* EXERCISE PROMPT *
Every record should be repeated exactly, except that pictures are left out.

* RECORD EXCERPTS *
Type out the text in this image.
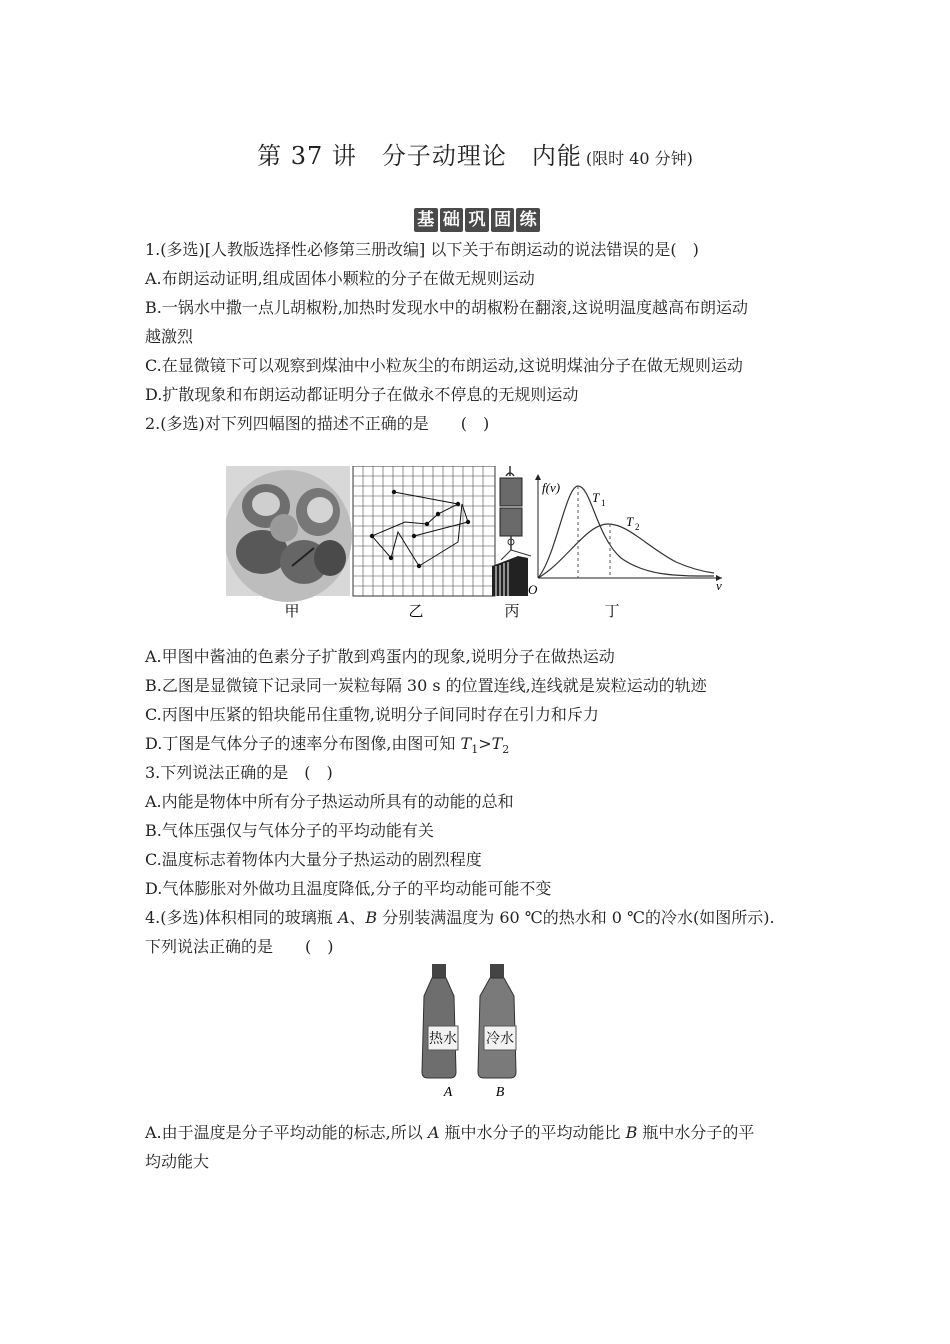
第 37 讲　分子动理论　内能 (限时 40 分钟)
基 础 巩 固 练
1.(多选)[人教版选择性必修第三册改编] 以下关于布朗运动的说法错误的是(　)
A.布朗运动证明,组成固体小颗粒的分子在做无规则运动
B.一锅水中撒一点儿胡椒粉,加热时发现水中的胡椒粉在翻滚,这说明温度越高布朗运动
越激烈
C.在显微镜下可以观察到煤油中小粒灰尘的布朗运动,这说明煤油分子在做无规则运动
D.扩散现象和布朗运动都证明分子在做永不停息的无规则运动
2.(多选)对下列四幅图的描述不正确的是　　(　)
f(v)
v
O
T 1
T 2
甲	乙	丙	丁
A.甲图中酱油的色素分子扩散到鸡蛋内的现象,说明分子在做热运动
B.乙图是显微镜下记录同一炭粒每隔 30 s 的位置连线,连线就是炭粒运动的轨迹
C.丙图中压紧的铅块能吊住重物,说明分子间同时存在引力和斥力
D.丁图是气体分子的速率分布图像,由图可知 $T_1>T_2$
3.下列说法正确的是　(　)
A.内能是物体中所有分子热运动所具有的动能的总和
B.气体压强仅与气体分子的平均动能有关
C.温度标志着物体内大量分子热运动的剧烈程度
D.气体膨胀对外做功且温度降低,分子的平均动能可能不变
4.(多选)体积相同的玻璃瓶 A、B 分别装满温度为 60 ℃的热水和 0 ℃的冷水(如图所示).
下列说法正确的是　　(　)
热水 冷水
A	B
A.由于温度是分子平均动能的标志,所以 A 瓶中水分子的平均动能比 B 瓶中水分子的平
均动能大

* EXERCISE ANSWER *
Type out the text in this image.
第 37 讲　分子动理论　内能 (限时 40 分钟)
基 础 巩 固 练
1.(多选)[人教版选择性必修第三册改编] 以下关于布朗运动的说法错误的是(　)
A.布朗运动证明,组成固体小颗粒的分子在做无规则运动
B.一锅水中撒一点儿胡椒粉,加热时发现水中的胡椒粉在翻滚,这说明温度越高布朗运动
越激烈
C.在显微镜下可以观察到煤油中小粒灰尘的布朗运动,这说明煤油分子在做无规则运动
D.扩散现象和布朗运动都证明分子在做永不停息的无规则运动
2.(多选)对下列四幅图的描述不正确的是　　(　)
f(v)
v
O
T 1
T 2
甲	乙	丙	丁
A.甲图中酱油的色素分子扩散到鸡蛋内的现象,说明分子在做热运动
B.乙图是显微镜下记录同一炭粒每隔 30 s 的位置连线,连线就是炭粒运动的轨迹
C.丙图中压紧的铅块能吊住重物,说明分子间同时存在引力和斥力
D.丁图是气体分子的速率分布图像,由图可知 $T_1>T_2$
3.下列说法正确的是　(　)
A.内能是物体中所有分子热运动所具有的动能的总和
B.气体压强仅与气体分子的平均动能有关
C.温度标志着物体内大量分子热运动的剧烈程度
D.气体膨胀对外做功且温度降低,分子的平均动能可能不变
4.(多选)体积相同的玻璃瓶 A、B 分别装满温度为 60 ℃的热水和 0 ℃的冷水(如图所示).
下列说法正确的是　　(　)
热水 冷水
A	B
A.由于温度是分子平均动能的标志,所以 A 瓶中水分子的平均动能比 B 瓶中水分子的平
均动能大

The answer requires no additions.